Print the data exactly as it is given, please.

Records provided:
════
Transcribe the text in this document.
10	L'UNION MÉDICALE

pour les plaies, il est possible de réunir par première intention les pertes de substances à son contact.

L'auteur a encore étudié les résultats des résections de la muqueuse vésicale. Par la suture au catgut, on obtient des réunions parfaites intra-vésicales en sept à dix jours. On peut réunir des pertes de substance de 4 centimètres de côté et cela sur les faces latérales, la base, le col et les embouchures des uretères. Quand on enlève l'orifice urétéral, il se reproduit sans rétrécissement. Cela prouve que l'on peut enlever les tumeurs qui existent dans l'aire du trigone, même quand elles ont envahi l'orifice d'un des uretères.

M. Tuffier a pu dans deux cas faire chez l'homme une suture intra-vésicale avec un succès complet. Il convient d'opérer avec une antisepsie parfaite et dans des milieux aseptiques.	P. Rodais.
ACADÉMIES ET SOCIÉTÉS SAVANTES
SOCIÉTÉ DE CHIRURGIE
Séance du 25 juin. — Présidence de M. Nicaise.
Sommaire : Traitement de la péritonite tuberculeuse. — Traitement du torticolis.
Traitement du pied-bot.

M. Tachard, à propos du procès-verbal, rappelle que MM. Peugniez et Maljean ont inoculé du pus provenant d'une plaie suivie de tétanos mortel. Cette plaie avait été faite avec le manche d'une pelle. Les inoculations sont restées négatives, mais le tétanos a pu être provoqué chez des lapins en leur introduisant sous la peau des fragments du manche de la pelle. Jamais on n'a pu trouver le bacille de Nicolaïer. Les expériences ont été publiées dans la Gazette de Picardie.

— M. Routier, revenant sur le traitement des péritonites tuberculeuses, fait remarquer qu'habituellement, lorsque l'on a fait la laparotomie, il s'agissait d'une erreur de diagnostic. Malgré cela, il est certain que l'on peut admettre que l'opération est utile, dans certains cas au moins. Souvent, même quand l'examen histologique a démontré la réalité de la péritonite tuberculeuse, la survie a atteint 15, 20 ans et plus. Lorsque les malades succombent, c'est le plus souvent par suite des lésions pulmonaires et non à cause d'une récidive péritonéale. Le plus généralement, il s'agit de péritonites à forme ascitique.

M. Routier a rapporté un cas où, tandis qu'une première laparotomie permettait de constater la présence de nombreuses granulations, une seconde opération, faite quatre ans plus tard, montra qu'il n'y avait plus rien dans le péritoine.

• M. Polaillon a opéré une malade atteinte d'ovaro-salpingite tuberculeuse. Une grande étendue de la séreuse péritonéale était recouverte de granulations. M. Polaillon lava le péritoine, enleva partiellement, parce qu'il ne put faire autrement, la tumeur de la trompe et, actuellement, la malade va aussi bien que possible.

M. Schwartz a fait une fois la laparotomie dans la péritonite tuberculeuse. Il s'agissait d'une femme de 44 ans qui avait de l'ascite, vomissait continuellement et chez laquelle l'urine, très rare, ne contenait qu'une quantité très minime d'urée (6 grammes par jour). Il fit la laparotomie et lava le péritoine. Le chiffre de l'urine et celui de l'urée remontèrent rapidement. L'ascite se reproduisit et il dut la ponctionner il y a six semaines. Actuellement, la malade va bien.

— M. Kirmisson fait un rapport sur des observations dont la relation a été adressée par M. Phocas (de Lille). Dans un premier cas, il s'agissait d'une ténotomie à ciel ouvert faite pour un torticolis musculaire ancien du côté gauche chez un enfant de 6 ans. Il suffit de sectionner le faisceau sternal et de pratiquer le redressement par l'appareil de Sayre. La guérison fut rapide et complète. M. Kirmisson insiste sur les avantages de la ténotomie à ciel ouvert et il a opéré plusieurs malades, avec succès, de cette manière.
════
Response to the exercise:
Transcribe the text in this document.
10	L'UNION MÉDICALE

pour les plaies, il est possible de réunir par première intention les pertes de substances à son contact.

L'auteur a encore étudié les résultats des résections de la muqueuse vésicale. Par la suture au catgut, on obtient des réunions parfaites intra-vésicales en sept à dix jours. On peut réunir des pertes de substance de 4 centimètres de côté et cela sur les faces latérales, la base, le col et les embouchures des uretères. Quand on enlève l'orifice urétéral, il se reproduit sans rétrécissement. Cela prouve que l'on peut enlever les tumeurs qui existent dans l'aire du trigone, même quand elles ont envahi l'orifice d'un des uretères.

M. Tuffier a pu dans deux cas faire chez l'homme une suture intra-vésicale avec un succès complet. Il convient d'opérer avec une antisepsie parfaite et dans des milieux aseptiques.	P. Rodais.
ACADÉMIES ET SOCIÉTÉS SAVANTES
SOCIÉTÉ DE CHIRURGIE
Séance du 25 juin. — Présidence de M. Nicaise.
Sommaire : Traitement de la péritonite tuberculeuse. — Traitement du torticolis.
Traitement du pied-bot.

M. Tachard, à propos du procès-verbal, rappelle que MM. Peugniez et Maljean ont inoculé du pus provenant d'une plaie suivie de tétanos mortel. Cette plaie avait été faite avec le manche d'une pelle. Les inoculations sont restées négatives, mais le tétanos a pu être provoqué chez des lapins en leur introduisant sous la peau des fragments du manche de la pelle. Jamais on n'a pu trouver le bacille de Nicolaïer. Les expériences ont été publiées dans la Gazette de Picardie.

— M. Routier, revenant sur le traitement des péritonites tuberculeuses, fait remarquer qu'habituellement, lorsque l'on a fait la laparotomie, il s'agissait d'une erreur de diagnostic. Malgré cela, il est certain que l'on peut admettre que l'opération est utile, dans certains cas au moins. Souvent, même quand l'examen histologique a démontré la réalité de la péritonite tuberculeuse, la survie a atteint 15, 20 ans et plus. Lorsque les malades succombent, c'est le plus souvent par suite des lésions pulmonaires et non à cause d'une récidive péritonéale. Le plus généralement, il s'agit de péritonites à forme ascitique.

M. Routier a rapporté un cas où, tandis qu'une première laparotomie permettait de constater la présence de nombreuses granulations, une seconde opération, faite quatre ans plus tard, montra qu'il n'y avait plus rien dans le péritoine.

• M. Polaillon a opéré une malade atteinte d'ovaro-salpingite tuberculeuse. Une grande étendue de la séreuse péritonéale était recouverte de granulations. M. Polaillon lava le péritoine, enleva partiellement, parce qu'il ne put faire autrement, la tumeur de la trompe et, actuellement, la malade va aussi bien que possible.

M. Schwartz a fait une fois la laparotomie dans la péritonite tuberculeuse. Il s'agissait d'une femme de 44 ans qui avait de l'ascite, vomissait continuellement et chez laquelle l'urine, très rare, ne contenait qu'une quantité très minime d'urée (6 grammes par jour). Il fit la laparotomie et lava le péritoine. Le chiffre de l'urine et celui de l'urée remontèrent rapidement. L'ascite se reproduisit et il dut la ponctionner il y a six semaines. Actuellement, la malade va bien.

— M. Kirmisson fait un rapport sur des observations dont la relation a été adressée par M. Phocas (de Lille). Dans un premier cas, il s'agissait d'une ténotomie à ciel ouvert faite pour un torticolis musculaire ancien du côté gauche chez un enfant de 6 ans. Il suffit de sectionner le faisceau sternal et de pratiquer le redressement par l'appareil de Sayre. La guérison fut rapide et complète. M. Kirmisson insiste sur les avantages de la ténotomie à ciel ouvert et il a opéré plusieurs malades, avec succès, de cette manière.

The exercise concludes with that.